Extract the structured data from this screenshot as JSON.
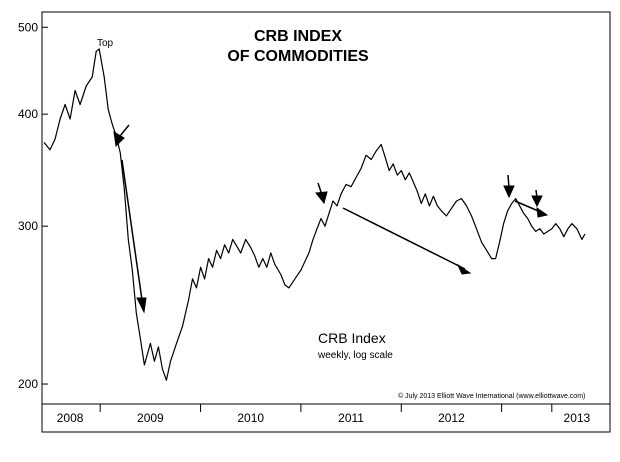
{
  "chart_data": {
    "type": "line",
    "title": [
      "CRB INDEX",
      "OF COMMODITIES"
    ],
    "legend": {
      "label": "CRB Index",
      "sublabel": "weekly, log scale",
      "placement": "center-bottom"
    },
    "annotations": [
      {
        "label": "Top"
      }
    ],
    "copyright": "© July 2013 Elliott Wave International (www.elliottwave.com)",
    "y_axis": {
      "scale": "log",
      "range": [
        190,
        520
      ],
      "ticks": [
        200,
        300,
        400,
        500
      ],
      "tick_labels": [
        "200",
        "300",
        "400",
        "500"
      ],
      "side": "left"
    },
    "x_axis": {
      "range": [
        2007.92,
        2013.58
      ],
      "boundaries": [
        2008.5,
        2009.5,
        2010.5,
        2011.5,
        2012.5,
        2013.0
      ],
      "labels": [
        {
          "label": "2008",
          "at": 2008.2
        },
        {
          "label": "2009",
          "at": 2009.0
        },
        {
          "label": "2010",
          "at": 2010.0
        },
        {
          "label": "2011",
          "at": 2011.0
        },
        {
          "label": "2012",
          "at": 2012.0
        },
        {
          "label": "2013",
          "at": 2013.25
        }
      ]
    },
    "series": [
      {
        "name": "CRB Index",
        "points": [
          [
            2007.94,
            372
          ],
          [
            2008.0,
            365
          ],
          [
            2008.05,
            375
          ],
          [
            2008.1,
            395
          ],
          [
            2008.15,
            410
          ],
          [
            2008.2,
            395
          ],
          [
            2008.25,
            425
          ],
          [
            2008.3,
            410
          ],
          [
            2008.36,
            430
          ],
          [
            2008.42,
            440
          ],
          [
            2008.46,
            470
          ],
          [
            2008.49,
            473
          ],
          [
            2008.54,
            440
          ],
          [
            2008.58,
            405
          ],
          [
            2008.62,
            390
          ],
          [
            2008.66,
            378
          ],
          [
            2008.7,
            362
          ],
          [
            2008.74,
            330
          ],
          [
            2008.78,
            290
          ],
          [
            2008.82,
            268
          ],
          [
            2008.86,
            240
          ],
          [
            2008.9,
            225
          ],
          [
            2008.94,
            210
          ],
          [
            2008.97,
            216
          ],
          [
            2009.0,
            222
          ],
          [
            2009.04,
            212
          ],
          [
            2009.08,
            220
          ],
          [
            2009.12,
            208
          ],
          [
            2009.16,
            202
          ],
          [
            2009.2,
            212
          ],
          [
            2009.26,
            222
          ],
          [
            2009.32,
            232
          ],
          [
            2009.38,
            248
          ],
          [
            2009.42,
            262
          ],
          [
            2009.46,
            256
          ],
          [
            2009.5,
            270
          ],
          [
            2009.54,
            262
          ],
          [
            2009.58,
            276
          ],
          [
            2009.62,
            270
          ],
          [
            2009.66,
            282
          ],
          [
            2009.7,
            276
          ],
          [
            2009.74,
            286
          ],
          [
            2009.78,
            280
          ],
          [
            2009.82,
            290
          ],
          [
            2009.86,
            285
          ],
          [
            2009.9,
            280
          ],
          [
            2009.95,
            290
          ],
          [
            2010.0,
            284
          ],
          [
            2010.04,
            278
          ],
          [
            2010.08,
            270
          ],
          [
            2010.12,
            276
          ],
          [
            2010.16,
            270
          ],
          [
            2010.2,
            280
          ],
          [
            2010.24,
            272
          ],
          [
            2010.3,
            265
          ],
          [
            2010.34,
            258
          ],
          [
            2010.38,
            256
          ],
          [
            2010.42,
            260
          ],
          [
            2010.46,
            264
          ],
          [
            2010.5,
            268
          ],
          [
            2010.54,
            274
          ],
          [
            2010.58,
            280
          ],
          [
            2010.62,
            290
          ],
          [
            2010.66,
            298
          ],
          [
            2010.7,
            306
          ],
          [
            2010.74,
            300
          ],
          [
            2010.78,
            310
          ],
          [
            2010.82,
            320
          ],
          [
            2010.86,
            316
          ],
          [
            2010.9,
            326
          ],
          [
            2010.95,
            334
          ],
          [
            2011.0,
            332
          ],
          [
            2011.05,
            340
          ],
          [
            2011.1,
            348
          ],
          [
            2011.15,
            360
          ],
          [
            2011.2,
            356
          ],
          [
            2011.25,
            364
          ],
          [
            2011.3,
            370
          ],
          [
            2011.34,
            358
          ],
          [
            2011.38,
            346
          ],
          [
            2011.42,
            352
          ],
          [
            2011.46,
            342
          ],
          [
            2011.5,
            346
          ],
          [
            2011.54,
            338
          ],
          [
            2011.58,
            344
          ],
          [
            2011.62,
            336
          ],
          [
            2011.66,
            328
          ],
          [
            2011.7,
            318
          ],
          [
            2011.74,
            326
          ],
          [
            2011.78,
            316
          ],
          [
            2011.82,
            324
          ],
          [
            2011.86,
            316
          ],
          [
            2011.9,
            312
          ],
          [
            2011.95,
            308
          ],
          [
            2012.0,
            314
          ],
          [
            2012.05,
            320
          ],
          [
            2012.1,
            322
          ],
          [
            2012.15,
            316
          ],
          [
            2012.2,
            308
          ],
          [
            2012.25,
            298
          ],
          [
            2012.3,
            288
          ],
          [
            2012.35,
            282
          ],
          [
            2012.4,
            276
          ],
          [
            2012.44,
            276
          ],
          [
            2012.48,
            288
          ],
          [
            2012.52,
            302
          ],
          [
            2012.56,
            312
          ],
          [
            2012.6,
            318
          ],
          [
            2012.64,
            322
          ],
          [
            2012.68,
            316
          ],
          [
            2012.72,
            310
          ],
          [
            2012.76,
            306
          ],
          [
            2012.8,
            300
          ],
          [
            2012.84,
            296
          ],
          [
            2012.88,
            298
          ],
          [
            2012.92,
            294
          ],
          [
            2012.96,
            296
          ],
          [
            2013.0,
            298
          ],
          [
            2013.04,
            302
          ],
          [
            2013.08,
            298
          ],
          [
            2013.12,
            292
          ],
          [
            2013.16,
            298
          ],
          [
            2013.2,
            302
          ],
          [
            2013.25,
            298
          ],
          [
            2013.3,
            290
          ],
          [
            2013.33,
            294
          ]
        ]
      }
    ]
  }
}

Exercise requirements » Without the pictures, return all the records precisely as they stand.

Result below »
Extract the structured data from this screenshot as JSON.
{
  "chart_data": {
    "type": "line",
    "title": [
      "CRB INDEX",
      "OF COMMODITIES"
    ],
    "legend": {
      "label": "CRB Index",
      "sublabel": "weekly, log scale",
      "placement": "center-bottom"
    },
    "annotations": [
      {
        "label": "Top"
      }
    ],
    "copyright": "© July 2013 Elliott Wave International (www.elliottwave.com)",
    "y_axis": {
      "scale": "log",
      "range": [
        190,
        520
      ],
      "ticks": [
        200,
        300,
        400,
        500
      ],
      "tick_labels": [
        "200",
        "300",
        "400",
        "500"
      ],
      "side": "left"
    },
    "x_axis": {
      "range": [
        2007.92,
        2013.58
      ],
      "boundaries": [
        2008.5,
        2009.5,
        2010.5,
        2011.5,
        2012.5,
        2013.0
      ],
      "labels": [
        {
          "label": "2008",
          "at": 2008.2
        },
        {
          "label": "2009",
          "at": 2009.0
        },
        {
          "label": "2010",
          "at": 2010.0
        },
        {
          "label": "2011",
          "at": 2011.0
        },
        {
          "label": "2012",
          "at": 2012.0
        },
        {
          "label": "2013",
          "at": 2013.25
        }
      ]
    },
    "series": [
      {
        "name": "CRB Index",
        "points": [
          [
            2007.94,
            372
          ],
          [
            2008.0,
            365
          ],
          [
            2008.05,
            375
          ],
          [
            2008.1,
            395
          ],
          [
            2008.15,
            410
          ],
          [
            2008.2,
            395
          ],
          [
            2008.25,
            425
          ],
          [
            2008.3,
            410
          ],
          [
            2008.36,
            430
          ],
          [
            2008.42,
            440
          ],
          [
            2008.46,
            470
          ],
          [
            2008.49,
            473
          ],
          [
            2008.54,
            440
          ],
          [
            2008.58,
            405
          ],
          [
            2008.62,
            390
          ],
          [
            2008.66,
            378
          ],
          [
            2008.7,
            362
          ],
          [
            2008.74,
            330
          ],
          [
            2008.78,
            290
          ],
          [
            2008.82,
            268
          ],
          [
            2008.86,
            240
          ],
          [
            2008.9,
            225
          ],
          [
            2008.94,
            210
          ],
          [
            2008.97,
            216
          ],
          [
            2009.0,
            222
          ],
          [
            2009.04,
            212
          ],
          [
            2009.08,
            220
          ],
          [
            2009.12,
            208
          ],
          [
            2009.16,
            202
          ],
          [
            2009.2,
            212
          ],
          [
            2009.26,
            222
          ],
          [
            2009.32,
            232
          ],
          [
            2009.38,
            248
          ],
          [
            2009.42,
            262
          ],
          [
            2009.46,
            256
          ],
          [
            2009.5,
            270
          ],
          [
            2009.54,
            262
          ],
          [
            2009.58,
            276
          ],
          [
            2009.62,
            270
          ],
          [
            2009.66,
            282
          ],
          [
            2009.7,
            276
          ],
          [
            2009.74,
            286
          ],
          [
            2009.78,
            280
          ],
          [
            2009.82,
            290
          ],
          [
            2009.86,
            285
          ],
          [
            2009.9,
            280
          ],
          [
            2009.95,
            290
          ],
          [
            2010.0,
            284
          ],
          [
            2010.04,
            278
          ],
          [
            2010.08,
            270
          ],
          [
            2010.12,
            276
          ],
          [
            2010.16,
            270
          ],
          [
            2010.2,
            280
          ],
          [
            2010.24,
            272
          ],
          [
            2010.3,
            265
          ],
          [
            2010.34,
            258
          ],
          [
            2010.38,
            256
          ],
          [
            2010.42,
            260
          ],
          [
            2010.46,
            264
          ],
          [
            2010.5,
            268
          ],
          [
            2010.54,
            274
          ],
          [
            2010.58,
            280
          ],
          [
            2010.62,
            290
          ],
          [
            2010.66,
            298
          ],
          [
            2010.7,
            306
          ],
          [
            2010.74,
            300
          ],
          [
            2010.78,
            310
          ],
          [
            2010.82,
            320
          ],
          [
            2010.86,
            316
          ],
          [
            2010.9,
            326
          ],
          [
            2010.95,
            334
          ],
          [
            2011.0,
            332
          ],
          [
            2011.05,
            340
          ],
          [
            2011.1,
            348
          ],
          [
            2011.15,
            360
          ],
          [
            2011.2,
            356
          ],
          [
            2011.25,
            364
          ],
          [
            2011.3,
            370
          ],
          [
            2011.34,
            358
          ],
          [
            2011.38,
            346
          ],
          [
            2011.42,
            352
          ],
          [
            2011.46,
            342
          ],
          [
            2011.5,
            346
          ],
          [
            2011.54,
            338
          ],
          [
            2011.58,
            344
          ],
          [
            2011.62,
            336
          ],
          [
            2011.66,
            328
          ],
          [
            2011.7,
            318
          ],
          [
            2011.74,
            326
          ],
          [
            2011.78,
            316
          ],
          [
            2011.82,
            324
          ],
          [
            2011.86,
            316
          ],
          [
            2011.9,
            312
          ],
          [
            2011.95,
            308
          ],
          [
            2012.0,
            314
          ],
          [
            2012.05,
            320
          ],
          [
            2012.1,
            322
          ],
          [
            2012.15,
            316
          ],
          [
            2012.2,
            308
          ],
          [
            2012.25,
            298
          ],
          [
            2012.3,
            288
          ],
          [
            2012.35,
            282
          ],
          [
            2012.4,
            276
          ],
          [
            2012.44,
            276
          ],
          [
            2012.48,
            288
          ],
          [
            2012.52,
            302
          ],
          [
            2012.56,
            312
          ],
          [
            2012.6,
            318
          ],
          [
            2012.64,
            322
          ],
          [
            2012.68,
            316
          ],
          [
            2012.72,
            310
          ],
          [
            2012.76,
            306
          ],
          [
            2012.8,
            300
          ],
          [
            2012.84,
            296
          ],
          [
            2012.88,
            298
          ],
          [
            2012.92,
            294
          ],
          [
            2012.96,
            296
          ],
          [
            2013.0,
            298
          ],
          [
            2013.04,
            302
          ],
          [
            2013.08,
            298
          ],
          [
            2013.12,
            292
          ],
          [
            2013.16,
            298
          ],
          [
            2013.2,
            302
          ],
          [
            2013.25,
            298
          ],
          [
            2013.3,
            290
          ],
          [
            2013.33,
            294
          ]
        ]
      }
    ]
  }
}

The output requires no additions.